++++ Given records ++++

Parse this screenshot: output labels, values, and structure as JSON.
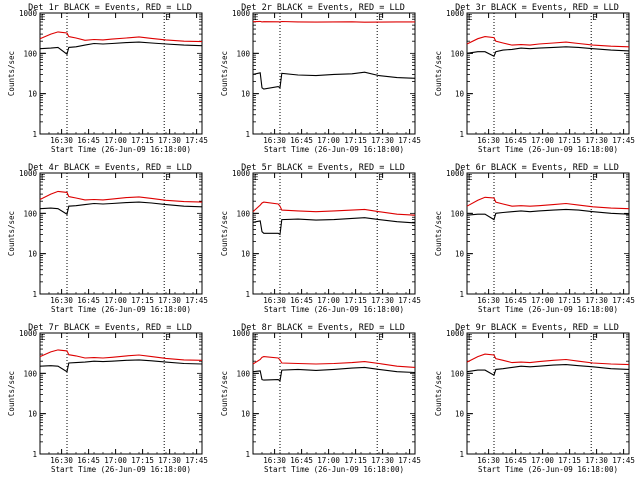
{
  "chart_data": [
    {
      "type": "line",
      "title": "Det 1r BLACK = Events, RED = LLD",
      "xlabel": "Start Time (26-Jun-09 16:18:00)",
      "ylabel": "Counts/sec",
      "x_tick_labels": [
        "16:30",
        "16:45",
        "17:00",
        "17:15",
        "17:30",
        "17:45"
      ],
      "y_tick_labels": [
        "1",
        "10",
        "100",
        "1000"
      ],
      "yscale": "log",
      "ylim": [
        1,
        1000
      ],
      "xlim_minutes_after_start": [
        0,
        90
      ],
      "annotation": "E",
      "event_lines_minutes_after_start": [
        15,
        69
      ],
      "x_minutes": [
        0,
        6,
        10,
        15,
        16,
        20,
        25,
        30,
        35,
        40,
        48,
        55,
        62,
        70,
        80,
        90
      ],
      "series": [
        {
          "name": "BLACK = Events",
          "color": "#000000",
          "values": [
            130,
            135,
            140,
            95,
            140,
            145,
            160,
            175,
            170,
            175,
            185,
            190,
            180,
            170,
            160,
            155
          ]
        },
        {
          "name": "RED = LLD",
          "color": "#dd0000",
          "values": [
            230,
            300,
            340,
            320,
            260,
            240,
            210,
            220,
            215,
            225,
            240,
            255,
            235,
            215,
            200,
            195
          ]
        }
      ]
    },
    {
      "type": "line",
      "title": "Det 2r BLACK = Events, RED = LLD",
      "xlabel": "Start Time (26-Jun-09 16:18:00)",
      "ylabel": "Counts/sec",
      "x_tick_labels": [
        "16:30",
        "16:45",
        "17:00",
        "17:15",
        "17:30",
        "17:45"
      ],
      "y_tick_labels": [
        "1",
        "10",
        "100",
        "1000"
      ],
      "yscale": "log",
      "ylim": [
        1,
        1000
      ],
      "xlim_minutes_after_start": [
        0,
        90
      ],
      "annotation": "E",
      "event_lines_minutes_after_start": [
        15,
        69
      ],
      "x_minutes": [
        0,
        4,
        5,
        6,
        14,
        15,
        16,
        25,
        35,
        45,
        55,
        62,
        70,
        80,
        90
      ],
      "series": [
        {
          "name": "BLACK = Events",
          "color": "#000000",
          "values": [
            30,
            33,
            14,
            13,
            15,
            14,
            32,
            29,
            28,
            30,
            31,
            34,
            28,
            25,
            24
          ]
        },
        {
          "name": "RED = LLD",
          "color": "#dd0000",
          "values": [
            610,
            620,
            600,
            610,
            605,
            600,
            615,
            600,
            595,
            600,
            605,
            590,
            595,
            600,
            600
          ]
        }
      ]
    },
    {
      "type": "line",
      "title": "Det 3r BLACK = Events, RED = LLD",
      "xlabel": "Start Time (26-Jun-09 16:18:00)",
      "ylabel": "Counts/sec",
      "x_tick_labels": [
        "16:30",
        "16:45",
        "17:00",
        "17:15",
        "17:30",
        "17:45"
      ],
      "y_tick_labels": [
        "1",
        "10",
        "100",
        "1000"
      ],
      "yscale": "log",
      "ylim": [
        1,
        1000
      ],
      "xlim_minutes_after_start": [
        0,
        90
      ],
      "annotation": "E",
      "event_lines_minutes_after_start": [
        15,
        69
      ],
      "x_minutes": [
        0,
        6,
        10,
        15,
        16,
        20,
        25,
        30,
        35,
        40,
        48,
        55,
        62,
        70,
        80,
        90
      ],
      "series": [
        {
          "name": "BLACK = Events",
          "color": "#000000",
          "values": [
            100,
            110,
            110,
            85,
            110,
            120,
            125,
            135,
            130,
            135,
            140,
            145,
            140,
            130,
            120,
            115
          ]
        },
        {
          "name": "RED = LLD",
          "color": "#dd0000",
          "values": [
            170,
            230,
            260,
            245,
            200,
            180,
            160,
            165,
            160,
            170,
            180,
            190,
            175,
            160,
            150,
            145
          ]
        }
      ]
    },
    {
      "type": "line",
      "title": "Det 4r BLACK = Events, RED = LLD",
      "xlabel": "Start Time (26-Jun-09 16:18:00)",
      "ylabel": "Counts/sec",
      "x_tick_labels": [
        "16:30",
        "16:45",
        "17:00",
        "17:15",
        "17:30",
        "17:45"
      ],
      "y_tick_labels": [
        "1",
        "10",
        "100",
        "1000"
      ],
      "yscale": "log",
      "ylim": [
        1,
        1000
      ],
      "xlim_minutes_after_start": [
        0,
        90
      ],
      "annotation": "E",
      "event_lines_minutes_after_start": [
        15,
        69
      ],
      "x_minutes": [
        0,
        6,
        10,
        15,
        16,
        20,
        25,
        30,
        35,
        40,
        48,
        55,
        62,
        70,
        80,
        90
      ],
      "series": [
        {
          "name": "BLACK = Events",
          "color": "#000000",
          "values": [
            130,
            135,
            130,
            95,
            150,
            155,
            165,
            175,
            170,
            175,
            185,
            190,
            180,
            165,
            150,
            145
          ]
        },
        {
          "name": "RED = LLD",
          "color": "#dd0000",
          "values": [
            220,
            300,
            350,
            330,
            260,
            240,
            215,
            220,
            215,
            225,
            245,
            255,
            235,
            210,
            195,
            190
          ]
        }
      ]
    },
    {
      "type": "line",
      "title": "Det 5r BLACK = Events, RED = LLD",
      "xlabel": "Start Time (26-Jun-09 16:18:00)",
      "ylabel": "Counts/sec",
      "x_tick_labels": [
        "16:30",
        "16:45",
        "17:00",
        "17:15",
        "17:30",
        "17:45"
      ],
      "y_tick_labels": [
        "1",
        "10",
        "100",
        "1000"
      ],
      "yscale": "log",
      "ylim": [
        1,
        1000
      ],
      "xlim_minutes_after_start": [
        0,
        90
      ],
      "annotation": "E",
      "event_lines_minutes_after_start": [
        15,
        69
      ],
      "x_minutes": [
        0,
        4,
        5,
        6,
        14,
        15,
        16,
        25,
        35,
        45,
        55,
        62,
        70,
        80,
        90
      ],
      "series": [
        {
          "name": "BLACK = Events",
          "color": "#000000",
          "values": [
            60,
            65,
            35,
            32,
            32,
            30,
            70,
            72,
            68,
            70,
            75,
            78,
            70,
            62,
            58
          ]
        },
        {
          "name": "RED = LLD",
          "color": "#dd0000",
          "values": [
            110,
            160,
            180,
            190,
            170,
            150,
            120,
            115,
            110,
            115,
            120,
            125,
            110,
            95,
            90
          ]
        }
      ]
    },
    {
      "type": "line",
      "title": "Det 6r BLACK = Events, RED = LLD",
      "xlabel": "Start Time (26-Jun-09 16:18:00)",
      "ylabel": "Counts/sec",
      "x_tick_labels": [
        "16:30",
        "16:45",
        "17:00",
        "17:15",
        "17:30",
        "17:45"
      ],
      "y_tick_labels": [
        "1",
        "10",
        "100",
        "1000"
      ],
      "yscale": "log",
      "ylim": [
        1,
        1000
      ],
      "xlim_minutes_after_start": [
        0,
        90
      ],
      "annotation": "E",
      "event_lines_minutes_after_start": [
        15,
        69
      ],
      "x_minutes": [
        0,
        6,
        10,
        15,
        16,
        20,
        25,
        30,
        35,
        40,
        48,
        55,
        62,
        70,
        80,
        90
      ],
      "series": [
        {
          "name": "BLACK = Events",
          "color": "#000000",
          "values": [
            90,
            95,
            95,
            70,
            100,
            105,
            110,
            115,
            110,
            115,
            120,
            125,
            120,
            110,
            100,
            95
          ]
        },
        {
          "name": "RED = LLD",
          "color": "#dd0000",
          "values": [
            150,
            210,
            250,
            240,
            190,
            170,
            150,
            155,
            150,
            155,
            165,
            175,
            160,
            145,
            135,
            130
          ]
        }
      ]
    },
    {
      "type": "line",
      "title": "Det 7r BLACK = Events, RED = LLD",
      "xlabel": "Start Time (26-Jun-09 16:18:00)",
      "ylabel": "Counts/sec",
      "x_tick_labels": [
        "16:30",
        "16:45",
        "17:00",
        "17:15",
        "17:30",
        "17:45"
      ],
      "y_tick_labels": [
        "1",
        "10",
        "100",
        "1000"
      ],
      "yscale": "log",
      "ylim": [
        1,
        1000
      ],
      "xlim_minutes_after_start": [
        0,
        90
      ],
      "annotation": "E",
      "event_lines_minutes_after_start": [
        15,
        69
      ],
      "x_minutes": [
        0,
        6,
        10,
        15,
        16,
        20,
        25,
        30,
        35,
        40,
        48,
        55,
        62,
        70,
        80,
        90
      ],
      "series": [
        {
          "name": "BLACK = Events",
          "color": "#000000",
          "values": [
            150,
            155,
            150,
            110,
            180,
            185,
            190,
            200,
            195,
            200,
            210,
            215,
            205,
            190,
            175,
            170
          ]
        },
        {
          "name": "RED = LLD",
          "color": "#dd0000",
          "values": [
            260,
            340,
            380,
            360,
            290,
            270,
            240,
            245,
            240,
            250,
            270,
            285,
            260,
            235,
            215,
            210
          ]
        }
      ]
    },
    {
      "type": "line",
      "title": "Det 8r BLACK = Events, RED = LLD",
      "xlabel": "Start Time (26-Jun-09 16:18:00)",
      "ylabel": "Counts/sec",
      "x_tick_labels": [
        "16:30",
        "16:45",
        "17:00",
        "17:15",
        "17:30",
        "17:45"
      ],
      "y_tick_labels": [
        "1",
        "10",
        "100",
        "1000"
      ],
      "yscale": "log",
      "ylim": [
        1,
        1000
      ],
      "xlim_minutes_after_start": [
        0,
        90
      ],
      "annotation": "E",
      "event_lines_minutes_after_start": [
        15,
        69
      ],
      "x_minutes": [
        0,
        4,
        5,
        6,
        14,
        15,
        16,
        25,
        35,
        45,
        55,
        62,
        70,
        80,
        90
      ],
      "series": [
        {
          "name": "BLACK = Events",
          "color": "#000000",
          "values": [
            110,
            115,
            70,
            68,
            70,
            65,
            120,
            125,
            118,
            125,
            135,
            140,
            125,
            110,
            105
          ]
        },
        {
          "name": "RED = LLD",
          "color": "#dd0000",
          "values": [
            170,
            220,
            250,
            260,
            240,
            215,
            180,
            175,
            170,
            175,
            185,
            195,
            175,
            150,
            140
          ]
        }
      ]
    },
    {
      "type": "line",
      "title": "Det 9r BLACK = Events, RED = LLD",
      "xlabel": "Start Time (26-Jun-09 16:18:00)",
      "ylabel": "Counts/sec",
      "x_tick_labels": [
        "16:30",
        "16:45",
        "17:00",
        "17:15",
        "17:30",
        "17:45"
      ],
      "y_tick_labels": [
        "1",
        "10",
        "100",
        "1000"
      ],
      "yscale": "log",
      "ylim": [
        1,
        1000
      ],
      "xlim_minutes_after_start": [
        0,
        90
      ],
      "annotation": "E",
      "event_lines_minutes_after_start": [
        15,
        69
      ],
      "x_minutes": [
        0,
        6,
        10,
        15,
        16,
        20,
        25,
        30,
        35,
        40,
        48,
        55,
        62,
        70,
        80,
        90
      ],
      "series": [
        {
          "name": "BLACK = Events",
          "color": "#000000",
          "values": [
            110,
            120,
            120,
            90,
            125,
            130,
            140,
            150,
            145,
            150,
            160,
            165,
            155,
            145,
            130,
            125
          ]
        },
        {
          "name": "RED = LLD",
          "color": "#dd0000",
          "values": [
            190,
            260,
            300,
            285,
            230,
            210,
            185,
            190,
            185,
            195,
            210,
            220,
            200,
            180,
            170,
            165
          ]
        }
      ]
    }
  ]
}
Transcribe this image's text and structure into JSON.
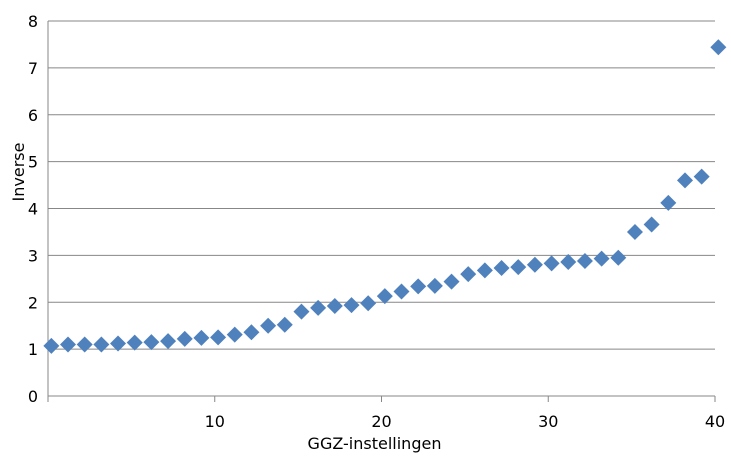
{
  "chart_data": {
    "type": "scatter",
    "title": "",
    "xlabel": "GGZ-instellingen",
    "ylabel": "Inverse",
    "xlim": [
      0,
      40
    ],
    "ylim": [
      0,
      8
    ],
    "x_ticks": [
      "10",
      "20",
      "30",
      "40"
    ],
    "y_ticks": [
      "0",
      "1",
      "2",
      "3",
      "4",
      "5",
      "6",
      "7",
      "8"
    ],
    "grid": "horizontal",
    "legend": "none",
    "marker": "diamond",
    "marker_color": "#4f81bd",
    "series": [
      {
        "x": [
          0.2,
          1.2,
          2.2,
          3.2,
          4.2,
          5.2,
          6.2,
          7.2,
          8.2,
          9.2,
          10.2,
          11.2,
          12.2,
          13.2,
          14.2,
          15.2,
          16.2,
          17.2,
          18.2,
          19.2,
          20.2,
          21.2,
          22.2,
          23.2,
          24.2,
          25.2,
          26.2,
          27.2,
          28.2,
          29.2,
          30.2,
          31.2,
          32.2,
          33.2,
          34.2,
          35.2,
          36.2,
          37.2,
          38.2,
          39.2,
          40.2
        ],
        "y": [
          1.07,
          1.1,
          1.1,
          1.1,
          1.12,
          1.14,
          1.15,
          1.17,
          1.22,
          1.24,
          1.25,
          1.31,
          1.36,
          1.5,
          1.52,
          1.8,
          1.88,
          1.92,
          1.94,
          1.98,
          2.13,
          2.23,
          2.34,
          2.35,
          2.44,
          2.6,
          2.68,
          2.73,
          2.75,
          2.8,
          2.83,
          2.86,
          2.88,
          2.93,
          2.95,
          3.5,
          3.66,
          4.12,
          4.6,
          4.68,
          7.44
        ]
      }
    ]
  }
}
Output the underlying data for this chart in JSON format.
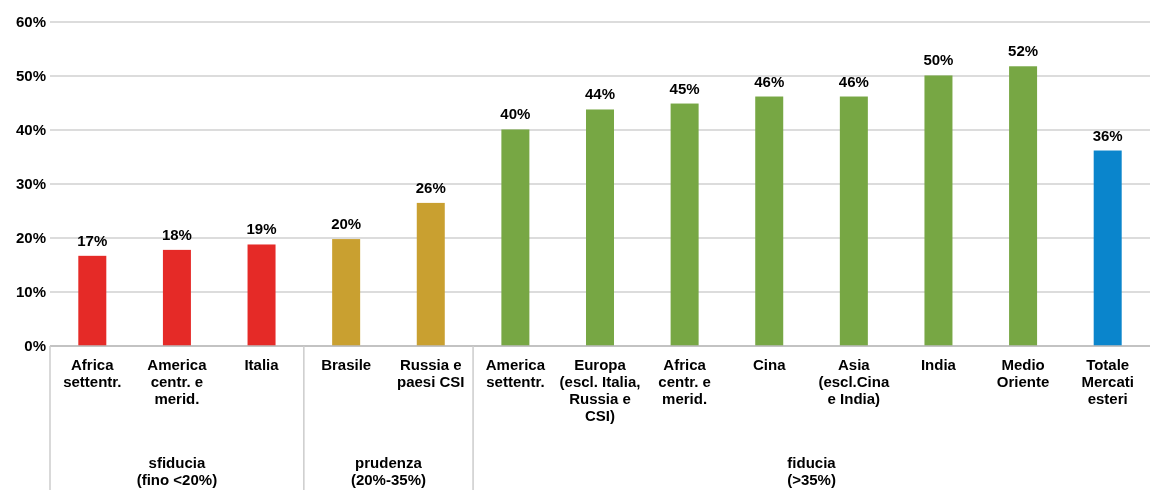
{
  "chart_data": {
    "type": "bar",
    "categories": [
      "Africa settentr.",
      "America centr. e merid.",
      "Italia",
      "Brasile",
      "Russia e paesi CSI",
      "America settentr.",
      "Europa (escl. Italia, Russia e CSI)",
      "Africa centr. e merid.",
      "Cina",
      "Asia (escl.Cina e India)",
      "India",
      "Medio Oriente",
      "Totale Mercati esteri"
    ],
    "values": [
      16.7,
      17.8,
      18.8,
      19.8,
      26.5,
      40.1,
      43.8,
      44.9,
      46.2,
      46.2,
      50.1,
      51.8,
      36.2
    ],
    "value_labels": [
      "17%",
      "18%",
      "19%",
      "20%",
      "26%",
      "40%",
      "44%",
      "45%",
      "46%",
      "46%",
      "50%",
      "52%",
      "36%"
    ],
    "colors": [
      "#e52a27",
      "#e52a27",
      "#e52a27",
      "#c9a030",
      "#c9a030",
      "#77a744",
      "#77a744",
      "#77a744",
      "#77a744",
      "#77a744",
      "#77a744",
      "#77a744",
      "#0a85cc"
    ],
    "ylim": [
      0,
      60
    ],
    "yticks": [
      {
        "value": 0,
        "label": "0%"
      },
      {
        "value": 10,
        "label": "10%"
      },
      {
        "value": 20,
        "label": "20%"
      },
      {
        "value": 30,
        "label": "30%"
      },
      {
        "value": 40,
        "label": "40%"
      },
      {
        "value": 50,
        "label": "50%"
      },
      {
        "value": 60,
        "label": "60%"
      }
    ],
    "grid": "y",
    "annotations": [
      "sfiducia (fino <20%)",
      "prudenza (20%-35%)",
      "fiducia (>35%)"
    ]
  }
}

++++

Goal of the exercise
In the material above, show every line where the word "JSON" turns up.

Solution
Parse this screenshot: output labels, values, and structure as JSON.
Transcribe this image's text and structure into JSON.
Output the underlying data for this chart in JSON format.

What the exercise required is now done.